### Exercise passage
>>>>

Dealerships continue to release online purchasing options, which helps launch the industry launch forward. Here are the most common auto trends to expect in 2021. 

Auto Trends to Watch in 2021

A Push for Ownership

In the past, ownership has dropped as ride-share options gained popularity. However, COVID-19 flipped the narrative. The pandemic reduced the need for countless people to commute, but many still rely on transportation for shorter, more frequent trips during the day. Ride-sharing companies suffered from a fear of the pandemic spreading, and cities saw residents make the shift from public transport and shared bikes and scooters to vehicle ownership. Even as businesses reopen, many have become accustomed to their new commuting alternative. The pandemic triggered growth in first-time car-buyers, and these numbers will continue to rise. 

Tighter Inventories

With the push to purchase vehicles comes another concern – supply. The demand for cars grew seemingly overnight, and many dealerships don’t have the mass inventories to keep up. Keeping a lean inventory works when the buyer gets the vehicle they want, but it becomes an issue when they can’t find their dream car with the right trim, color, and other preferences. 

The more expensive the vehicle costs, the lesser the inventory a dealership has on the lot. This is the case with pickup trucks and large SUVs – which are ironically driving vehicle sales. 

Go Big, and Bigger

The demand for pickup trucks and SUVs only increases year to year. Regardless of if someone is buying new or used, the need for large vehicles is unwavering.

<<<<

### Problems to solve
1 – Answer these questions using the passage on 2021 auto trends.
(a) According to the passage, what did city residents shift away from during the pandemic?
(b) Which two vehicle types does the passage identify as driving vehicle sales despite having tighter inventories?
(c) What word does the passage use to describe the need for large vehicles?
2 – Summarize the passage on 2021 auto trends in two sentences.
3 – Extend the passage on 2021 auto trends by several sentences, starting after its final sentence.

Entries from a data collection
>>>>

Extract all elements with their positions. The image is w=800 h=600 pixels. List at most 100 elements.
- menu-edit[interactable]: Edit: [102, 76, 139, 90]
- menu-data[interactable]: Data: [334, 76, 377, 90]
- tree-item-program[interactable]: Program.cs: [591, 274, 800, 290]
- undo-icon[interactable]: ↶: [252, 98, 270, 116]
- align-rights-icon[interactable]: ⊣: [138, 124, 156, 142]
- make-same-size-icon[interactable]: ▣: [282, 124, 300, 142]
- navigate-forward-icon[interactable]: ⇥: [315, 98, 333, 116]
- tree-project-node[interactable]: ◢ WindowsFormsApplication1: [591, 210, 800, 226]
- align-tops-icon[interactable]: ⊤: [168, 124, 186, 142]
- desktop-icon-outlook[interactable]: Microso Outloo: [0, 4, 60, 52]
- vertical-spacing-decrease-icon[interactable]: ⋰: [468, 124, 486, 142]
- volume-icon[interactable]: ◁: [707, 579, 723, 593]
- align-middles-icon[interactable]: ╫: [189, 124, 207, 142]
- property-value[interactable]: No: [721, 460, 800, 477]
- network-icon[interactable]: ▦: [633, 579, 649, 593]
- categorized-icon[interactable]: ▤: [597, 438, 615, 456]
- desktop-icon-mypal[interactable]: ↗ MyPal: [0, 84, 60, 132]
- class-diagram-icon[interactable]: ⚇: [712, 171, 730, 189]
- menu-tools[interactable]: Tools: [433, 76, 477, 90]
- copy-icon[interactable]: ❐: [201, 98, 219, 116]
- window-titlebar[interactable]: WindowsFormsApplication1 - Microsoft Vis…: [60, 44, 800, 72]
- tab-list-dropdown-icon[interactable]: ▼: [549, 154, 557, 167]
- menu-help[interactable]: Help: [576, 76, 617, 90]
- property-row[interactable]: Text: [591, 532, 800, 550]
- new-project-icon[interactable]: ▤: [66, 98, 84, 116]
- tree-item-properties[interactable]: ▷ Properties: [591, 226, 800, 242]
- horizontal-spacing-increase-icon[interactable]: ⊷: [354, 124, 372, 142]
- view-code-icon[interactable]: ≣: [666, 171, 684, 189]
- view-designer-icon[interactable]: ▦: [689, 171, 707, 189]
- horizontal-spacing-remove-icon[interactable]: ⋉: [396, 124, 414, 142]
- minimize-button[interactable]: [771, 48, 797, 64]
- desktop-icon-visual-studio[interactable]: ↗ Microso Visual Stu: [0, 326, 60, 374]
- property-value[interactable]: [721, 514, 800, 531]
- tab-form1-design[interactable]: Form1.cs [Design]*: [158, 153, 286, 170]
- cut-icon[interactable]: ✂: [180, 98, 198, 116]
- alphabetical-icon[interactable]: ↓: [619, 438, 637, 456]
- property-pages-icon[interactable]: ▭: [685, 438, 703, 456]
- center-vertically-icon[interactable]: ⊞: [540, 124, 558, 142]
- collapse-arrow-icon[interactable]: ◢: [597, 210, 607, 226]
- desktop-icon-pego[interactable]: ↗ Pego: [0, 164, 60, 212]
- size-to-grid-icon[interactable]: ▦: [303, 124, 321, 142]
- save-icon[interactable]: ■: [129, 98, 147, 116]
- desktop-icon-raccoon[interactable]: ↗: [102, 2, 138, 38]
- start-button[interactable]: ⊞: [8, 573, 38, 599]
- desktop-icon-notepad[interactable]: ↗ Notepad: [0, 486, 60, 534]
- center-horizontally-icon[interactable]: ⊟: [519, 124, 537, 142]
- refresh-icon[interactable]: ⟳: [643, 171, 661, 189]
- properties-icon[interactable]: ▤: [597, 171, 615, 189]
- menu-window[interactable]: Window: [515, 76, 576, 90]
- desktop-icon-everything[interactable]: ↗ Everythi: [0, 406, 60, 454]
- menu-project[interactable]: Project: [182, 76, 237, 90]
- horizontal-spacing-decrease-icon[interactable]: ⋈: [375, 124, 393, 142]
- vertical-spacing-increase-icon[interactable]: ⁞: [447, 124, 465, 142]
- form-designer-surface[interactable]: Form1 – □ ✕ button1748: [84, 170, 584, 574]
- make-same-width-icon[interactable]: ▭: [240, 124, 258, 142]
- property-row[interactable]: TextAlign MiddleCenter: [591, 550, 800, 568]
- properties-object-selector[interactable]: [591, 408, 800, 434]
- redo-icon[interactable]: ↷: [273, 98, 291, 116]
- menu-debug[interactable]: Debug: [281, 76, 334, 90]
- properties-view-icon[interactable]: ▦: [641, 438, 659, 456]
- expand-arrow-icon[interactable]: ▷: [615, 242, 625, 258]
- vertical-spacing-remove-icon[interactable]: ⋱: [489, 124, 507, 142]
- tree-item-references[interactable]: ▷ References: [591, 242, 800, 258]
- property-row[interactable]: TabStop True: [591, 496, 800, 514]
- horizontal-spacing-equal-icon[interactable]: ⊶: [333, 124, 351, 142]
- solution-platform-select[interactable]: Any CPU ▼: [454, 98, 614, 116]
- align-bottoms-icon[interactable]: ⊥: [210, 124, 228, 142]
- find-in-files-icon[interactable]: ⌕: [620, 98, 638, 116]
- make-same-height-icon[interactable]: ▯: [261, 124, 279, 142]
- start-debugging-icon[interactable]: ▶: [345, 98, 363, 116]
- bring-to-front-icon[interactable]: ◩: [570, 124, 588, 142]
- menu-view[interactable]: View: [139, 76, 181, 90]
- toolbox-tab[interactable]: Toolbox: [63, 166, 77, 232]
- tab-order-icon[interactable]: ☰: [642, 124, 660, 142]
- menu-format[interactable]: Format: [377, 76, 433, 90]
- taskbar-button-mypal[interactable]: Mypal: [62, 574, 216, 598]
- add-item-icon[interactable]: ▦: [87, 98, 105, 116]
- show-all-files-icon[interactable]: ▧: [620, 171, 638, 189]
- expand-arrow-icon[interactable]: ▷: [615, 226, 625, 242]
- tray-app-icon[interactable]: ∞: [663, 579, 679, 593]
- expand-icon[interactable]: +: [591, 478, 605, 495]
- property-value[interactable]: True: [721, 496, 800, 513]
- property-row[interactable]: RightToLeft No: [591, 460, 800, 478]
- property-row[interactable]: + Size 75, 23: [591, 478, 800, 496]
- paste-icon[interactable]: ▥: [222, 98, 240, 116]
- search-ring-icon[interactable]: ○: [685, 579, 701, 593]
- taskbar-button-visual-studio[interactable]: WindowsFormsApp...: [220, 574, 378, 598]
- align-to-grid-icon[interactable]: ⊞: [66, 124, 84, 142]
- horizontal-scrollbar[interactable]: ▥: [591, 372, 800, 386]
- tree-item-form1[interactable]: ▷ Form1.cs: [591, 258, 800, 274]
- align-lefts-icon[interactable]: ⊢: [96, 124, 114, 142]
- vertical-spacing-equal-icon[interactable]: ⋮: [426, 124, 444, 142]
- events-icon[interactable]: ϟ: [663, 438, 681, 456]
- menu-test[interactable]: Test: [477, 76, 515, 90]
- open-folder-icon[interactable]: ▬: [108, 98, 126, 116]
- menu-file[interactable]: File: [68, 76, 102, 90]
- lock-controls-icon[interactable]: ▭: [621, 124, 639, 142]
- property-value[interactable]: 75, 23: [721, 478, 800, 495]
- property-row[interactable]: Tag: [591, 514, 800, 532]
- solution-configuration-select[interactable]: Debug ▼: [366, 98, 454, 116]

<<<<

### Answers in order
1 –
(a) Public transport and shared bikes and scooters.
(b) Pickup trucks and large SUVs.
(c) Unwavering.

2 – The pandemic reversed the earlier decline in vehicle ownership, as fear of the virus drove people away from ride-sharing and public transport and produced a growing number of first-time car buyers. This sudden demand has strained dealership inventories, which are leanest for costlier vehicles such as pickup trucks and large SUVs, even though demand for these large vehicles keeps rising each year.

3 –
The demand for large vehicles is good for manufacturers, and their profitability, although this trend is not without risks. Expensive SUVs and trucks dominate the industry, reaching an all-time high right before COVID-19 prevented many Americans from having the option to take public transportation. A lot of buyers began looking for affordable options for transportation. 

SUVs and large trucks increase the average selling price, which affects down payments and monthly payments – bringing affordability into question. With unemployment rates high and financial situations in dire conditions, auto manufacturers could be concerned. 

But what is happening is frequently the opposite. Americans purchasing vehicles during the pandemic qualify for the lowest promotional rates and feel secure in their finances to put down more money to get the car they want. Edmunds reported that the average down payment increased 10% from a year ago, increasing the average monthly payment to $581.

EV Growth

Tesla has competition. Elon Musk’s success has driven many automakers to follow in his footsteps, bringing EV innovation to the market, including startups and mainstream automakers. Electric vehicles will be in the spotlight. The transition to making more vehicles electric and eco-friendly piggyback on environmental laxity and clean air regulations. 

Not only that, but consumers are increasingly more trusting and comfortable with EVs. Manufacturers are producing models of all shapes and sizes to fit every lifestyle. 

2021 will see the production of new EV automakers like Fisker, Lucid, or Rivian. And even brands that have low visibility like Xpeng and Nio are seeing growth in sales.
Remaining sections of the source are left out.